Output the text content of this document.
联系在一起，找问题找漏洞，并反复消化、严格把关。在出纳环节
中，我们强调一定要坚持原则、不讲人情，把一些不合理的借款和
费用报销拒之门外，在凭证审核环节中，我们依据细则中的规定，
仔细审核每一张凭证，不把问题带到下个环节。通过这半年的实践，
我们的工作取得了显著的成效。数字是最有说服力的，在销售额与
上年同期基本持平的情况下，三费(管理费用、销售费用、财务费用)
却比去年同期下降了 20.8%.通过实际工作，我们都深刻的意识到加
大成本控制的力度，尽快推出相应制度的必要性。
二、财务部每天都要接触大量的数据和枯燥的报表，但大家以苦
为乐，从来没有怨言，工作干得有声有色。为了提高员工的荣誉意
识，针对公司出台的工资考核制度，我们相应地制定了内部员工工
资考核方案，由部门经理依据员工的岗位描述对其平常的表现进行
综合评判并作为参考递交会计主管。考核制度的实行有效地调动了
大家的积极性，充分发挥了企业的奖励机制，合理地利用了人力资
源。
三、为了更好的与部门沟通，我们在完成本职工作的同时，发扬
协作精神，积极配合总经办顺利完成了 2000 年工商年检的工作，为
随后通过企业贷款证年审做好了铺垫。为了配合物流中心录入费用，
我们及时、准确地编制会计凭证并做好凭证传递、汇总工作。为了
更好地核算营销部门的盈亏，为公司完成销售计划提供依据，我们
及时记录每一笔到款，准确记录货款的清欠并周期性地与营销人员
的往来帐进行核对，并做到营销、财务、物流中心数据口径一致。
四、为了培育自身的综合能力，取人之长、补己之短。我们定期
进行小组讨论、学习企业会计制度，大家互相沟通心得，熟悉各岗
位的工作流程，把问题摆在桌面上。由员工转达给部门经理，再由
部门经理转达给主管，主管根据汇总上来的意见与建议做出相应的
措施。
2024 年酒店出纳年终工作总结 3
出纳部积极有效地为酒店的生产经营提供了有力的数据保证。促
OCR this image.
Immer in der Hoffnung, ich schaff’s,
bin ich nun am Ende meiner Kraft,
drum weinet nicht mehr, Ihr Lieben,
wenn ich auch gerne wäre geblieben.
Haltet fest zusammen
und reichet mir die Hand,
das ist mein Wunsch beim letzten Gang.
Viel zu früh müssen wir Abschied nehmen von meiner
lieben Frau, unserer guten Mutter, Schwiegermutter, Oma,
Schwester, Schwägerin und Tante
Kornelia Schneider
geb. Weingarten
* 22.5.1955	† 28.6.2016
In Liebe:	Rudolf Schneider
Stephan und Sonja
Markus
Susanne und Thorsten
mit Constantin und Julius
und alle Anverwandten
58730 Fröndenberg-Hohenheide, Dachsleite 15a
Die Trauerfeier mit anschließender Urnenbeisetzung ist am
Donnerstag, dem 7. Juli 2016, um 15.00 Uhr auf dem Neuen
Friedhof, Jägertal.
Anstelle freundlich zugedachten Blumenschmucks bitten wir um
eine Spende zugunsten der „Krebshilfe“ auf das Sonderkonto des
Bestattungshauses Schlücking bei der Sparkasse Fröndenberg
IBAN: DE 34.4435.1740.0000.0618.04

◆ **REQUEST**:
Find the line that contains "OCR this image.". Repeat it and every line after it, exactly as written, up to and including the last line of the records above.

◆ **FULL SOLUTION**:
OCR this image.
Immer in der Hoffnung, ich schaff’s,
bin ich nun am Ende meiner Kraft,
drum weinet nicht mehr, Ihr Lieben,
wenn ich auch gerne wäre geblieben.
Haltet fest zusammen
und reichet mir die Hand,
das ist mein Wunsch beim letzten Gang.
Viel zu früh müssen wir Abschied nehmen von meiner
lieben Frau, unserer guten Mutter, Schwiegermutter, Oma,
Schwester, Schwägerin und Tante
Kornelia Schneider
geb. Weingarten
* 22.5.1955	† 28.6.2016
In Liebe:	Rudolf Schneider
Stephan und Sonja
Markus
Susanne und Thorsten
mit Constantin und Julius
und alle Anverwandten
58730 Fröndenberg-Hohenheide, Dachsleite 15a
Die Trauerfeier mit anschließender Urnenbeisetzung ist am
Donnerstag, dem 7. Juli 2016, um 15.00 Uhr auf dem Neuen
Friedhof, Jägertal.
Anstelle freundlich zugedachten Blumenschmucks bitten wir um
eine Spende zugunsten der „Krebshilfe“ auf das Sonderkonto des
Bestattungshauses Schlücking bei der Sparkasse Fröndenberg
IBAN: DE 34.4435.1740.0000.0618.04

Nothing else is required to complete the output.